WRITTEN REQUEST:
Check every line below for the word "Winters" and show those that hold it.

Records from a collection
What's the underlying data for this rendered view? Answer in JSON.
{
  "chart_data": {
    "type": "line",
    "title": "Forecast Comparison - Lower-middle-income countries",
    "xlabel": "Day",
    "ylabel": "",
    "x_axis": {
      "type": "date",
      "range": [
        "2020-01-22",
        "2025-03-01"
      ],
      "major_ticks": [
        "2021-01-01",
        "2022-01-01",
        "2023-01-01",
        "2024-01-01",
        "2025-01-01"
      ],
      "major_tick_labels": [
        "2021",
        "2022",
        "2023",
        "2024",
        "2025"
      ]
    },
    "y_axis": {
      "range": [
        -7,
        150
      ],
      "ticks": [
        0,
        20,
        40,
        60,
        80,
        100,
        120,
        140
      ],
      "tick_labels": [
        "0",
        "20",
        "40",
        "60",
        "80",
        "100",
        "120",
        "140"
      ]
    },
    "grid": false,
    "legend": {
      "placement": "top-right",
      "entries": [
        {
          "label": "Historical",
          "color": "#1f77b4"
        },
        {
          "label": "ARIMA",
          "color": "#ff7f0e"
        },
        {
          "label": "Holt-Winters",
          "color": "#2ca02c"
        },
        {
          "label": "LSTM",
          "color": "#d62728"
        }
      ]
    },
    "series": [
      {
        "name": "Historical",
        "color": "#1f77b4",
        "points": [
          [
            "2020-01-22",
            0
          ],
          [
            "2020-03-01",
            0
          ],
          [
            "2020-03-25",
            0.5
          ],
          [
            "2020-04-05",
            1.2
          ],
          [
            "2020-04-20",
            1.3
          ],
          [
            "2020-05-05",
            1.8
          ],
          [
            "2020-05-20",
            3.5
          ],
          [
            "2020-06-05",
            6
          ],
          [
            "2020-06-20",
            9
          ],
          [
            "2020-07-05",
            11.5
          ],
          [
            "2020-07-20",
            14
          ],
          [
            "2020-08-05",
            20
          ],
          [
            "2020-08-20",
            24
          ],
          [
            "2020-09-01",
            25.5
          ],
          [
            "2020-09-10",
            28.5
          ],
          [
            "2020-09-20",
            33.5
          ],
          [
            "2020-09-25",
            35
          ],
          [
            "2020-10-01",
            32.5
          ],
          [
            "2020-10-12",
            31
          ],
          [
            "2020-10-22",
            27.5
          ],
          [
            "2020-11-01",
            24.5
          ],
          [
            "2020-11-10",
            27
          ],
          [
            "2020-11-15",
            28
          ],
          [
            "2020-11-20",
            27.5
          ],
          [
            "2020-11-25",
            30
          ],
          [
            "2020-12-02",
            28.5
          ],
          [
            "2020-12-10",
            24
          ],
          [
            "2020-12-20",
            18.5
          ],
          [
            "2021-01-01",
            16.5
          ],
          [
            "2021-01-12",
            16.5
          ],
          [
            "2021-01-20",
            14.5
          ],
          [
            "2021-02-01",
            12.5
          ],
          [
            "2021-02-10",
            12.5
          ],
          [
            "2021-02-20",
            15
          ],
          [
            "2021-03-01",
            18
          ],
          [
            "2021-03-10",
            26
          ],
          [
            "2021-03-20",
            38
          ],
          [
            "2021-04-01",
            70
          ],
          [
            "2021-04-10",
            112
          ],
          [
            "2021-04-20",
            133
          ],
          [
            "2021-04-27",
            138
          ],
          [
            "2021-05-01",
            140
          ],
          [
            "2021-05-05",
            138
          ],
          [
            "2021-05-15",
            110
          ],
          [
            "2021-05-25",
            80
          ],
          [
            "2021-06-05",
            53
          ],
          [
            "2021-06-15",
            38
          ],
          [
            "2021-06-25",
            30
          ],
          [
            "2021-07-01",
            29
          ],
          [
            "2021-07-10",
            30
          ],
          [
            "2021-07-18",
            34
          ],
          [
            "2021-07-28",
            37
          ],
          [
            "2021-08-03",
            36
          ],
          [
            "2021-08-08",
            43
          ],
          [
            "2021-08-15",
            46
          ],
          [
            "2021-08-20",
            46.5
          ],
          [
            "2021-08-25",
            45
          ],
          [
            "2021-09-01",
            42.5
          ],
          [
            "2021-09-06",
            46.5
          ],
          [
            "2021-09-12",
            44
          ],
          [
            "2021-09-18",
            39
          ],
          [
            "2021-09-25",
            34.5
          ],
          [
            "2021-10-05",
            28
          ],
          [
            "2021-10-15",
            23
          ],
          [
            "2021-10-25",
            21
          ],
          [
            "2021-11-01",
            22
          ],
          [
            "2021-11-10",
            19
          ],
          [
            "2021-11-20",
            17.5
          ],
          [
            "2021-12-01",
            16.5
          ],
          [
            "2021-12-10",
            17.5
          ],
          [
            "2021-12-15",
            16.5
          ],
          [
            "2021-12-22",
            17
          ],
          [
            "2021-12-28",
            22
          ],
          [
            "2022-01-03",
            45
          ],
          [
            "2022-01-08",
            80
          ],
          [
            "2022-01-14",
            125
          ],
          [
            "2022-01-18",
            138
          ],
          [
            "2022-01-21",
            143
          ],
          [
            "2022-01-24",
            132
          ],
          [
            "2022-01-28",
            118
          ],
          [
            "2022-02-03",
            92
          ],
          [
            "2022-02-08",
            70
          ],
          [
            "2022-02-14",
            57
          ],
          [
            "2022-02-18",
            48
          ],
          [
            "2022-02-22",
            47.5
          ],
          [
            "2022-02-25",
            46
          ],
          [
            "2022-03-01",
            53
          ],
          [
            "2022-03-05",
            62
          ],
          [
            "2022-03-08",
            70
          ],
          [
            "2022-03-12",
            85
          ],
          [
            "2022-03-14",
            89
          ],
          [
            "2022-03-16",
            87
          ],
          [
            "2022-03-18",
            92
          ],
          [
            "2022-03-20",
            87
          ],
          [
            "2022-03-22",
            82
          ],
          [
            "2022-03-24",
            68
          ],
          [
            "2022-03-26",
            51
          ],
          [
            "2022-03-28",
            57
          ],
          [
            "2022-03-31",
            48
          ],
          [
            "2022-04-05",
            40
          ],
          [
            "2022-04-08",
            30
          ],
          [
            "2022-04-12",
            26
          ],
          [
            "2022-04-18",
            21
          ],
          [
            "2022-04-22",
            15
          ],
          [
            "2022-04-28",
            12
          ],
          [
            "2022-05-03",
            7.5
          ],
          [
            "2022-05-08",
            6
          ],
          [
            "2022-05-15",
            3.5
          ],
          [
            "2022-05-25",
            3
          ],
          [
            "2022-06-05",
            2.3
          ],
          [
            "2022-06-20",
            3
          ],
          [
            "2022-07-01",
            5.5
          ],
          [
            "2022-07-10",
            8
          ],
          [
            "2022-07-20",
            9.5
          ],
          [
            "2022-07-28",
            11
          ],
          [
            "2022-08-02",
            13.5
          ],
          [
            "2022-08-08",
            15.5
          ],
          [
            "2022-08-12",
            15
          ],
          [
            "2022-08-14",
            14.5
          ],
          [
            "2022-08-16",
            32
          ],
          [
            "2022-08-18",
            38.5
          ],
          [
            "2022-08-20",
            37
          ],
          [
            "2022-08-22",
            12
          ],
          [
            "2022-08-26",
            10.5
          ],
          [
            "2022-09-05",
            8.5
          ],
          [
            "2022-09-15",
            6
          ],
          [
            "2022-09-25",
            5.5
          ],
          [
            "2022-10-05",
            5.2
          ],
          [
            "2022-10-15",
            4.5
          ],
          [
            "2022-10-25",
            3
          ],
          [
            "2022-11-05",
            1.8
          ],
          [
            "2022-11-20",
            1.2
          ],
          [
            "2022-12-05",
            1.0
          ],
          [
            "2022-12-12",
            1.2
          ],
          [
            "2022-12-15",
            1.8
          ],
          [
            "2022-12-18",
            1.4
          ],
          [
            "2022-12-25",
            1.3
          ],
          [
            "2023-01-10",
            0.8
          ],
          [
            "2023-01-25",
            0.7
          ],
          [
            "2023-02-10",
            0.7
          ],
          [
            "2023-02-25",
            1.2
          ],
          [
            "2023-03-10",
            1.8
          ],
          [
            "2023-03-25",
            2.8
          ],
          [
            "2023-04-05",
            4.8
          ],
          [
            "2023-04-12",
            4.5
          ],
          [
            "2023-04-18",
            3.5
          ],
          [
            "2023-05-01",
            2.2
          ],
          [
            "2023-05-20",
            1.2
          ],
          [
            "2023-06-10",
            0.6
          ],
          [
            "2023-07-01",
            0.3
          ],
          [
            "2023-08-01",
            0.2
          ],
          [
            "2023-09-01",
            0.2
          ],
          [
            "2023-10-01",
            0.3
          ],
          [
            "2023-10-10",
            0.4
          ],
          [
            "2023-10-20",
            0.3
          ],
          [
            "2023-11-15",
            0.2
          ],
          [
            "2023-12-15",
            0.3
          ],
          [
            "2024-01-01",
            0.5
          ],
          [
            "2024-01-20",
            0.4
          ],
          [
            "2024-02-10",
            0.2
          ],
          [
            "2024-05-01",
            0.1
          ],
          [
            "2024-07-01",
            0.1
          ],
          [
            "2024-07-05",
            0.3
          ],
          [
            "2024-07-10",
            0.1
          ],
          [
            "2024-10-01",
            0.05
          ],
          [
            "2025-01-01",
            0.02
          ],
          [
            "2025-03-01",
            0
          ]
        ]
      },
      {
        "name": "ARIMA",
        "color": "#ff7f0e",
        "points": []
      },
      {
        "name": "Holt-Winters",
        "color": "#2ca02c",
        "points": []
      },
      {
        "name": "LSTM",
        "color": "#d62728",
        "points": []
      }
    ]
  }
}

RESPONSE FOR THIS EXERCISE:
          "label": "Holt-Winters",
        "name": "Holt-Winters",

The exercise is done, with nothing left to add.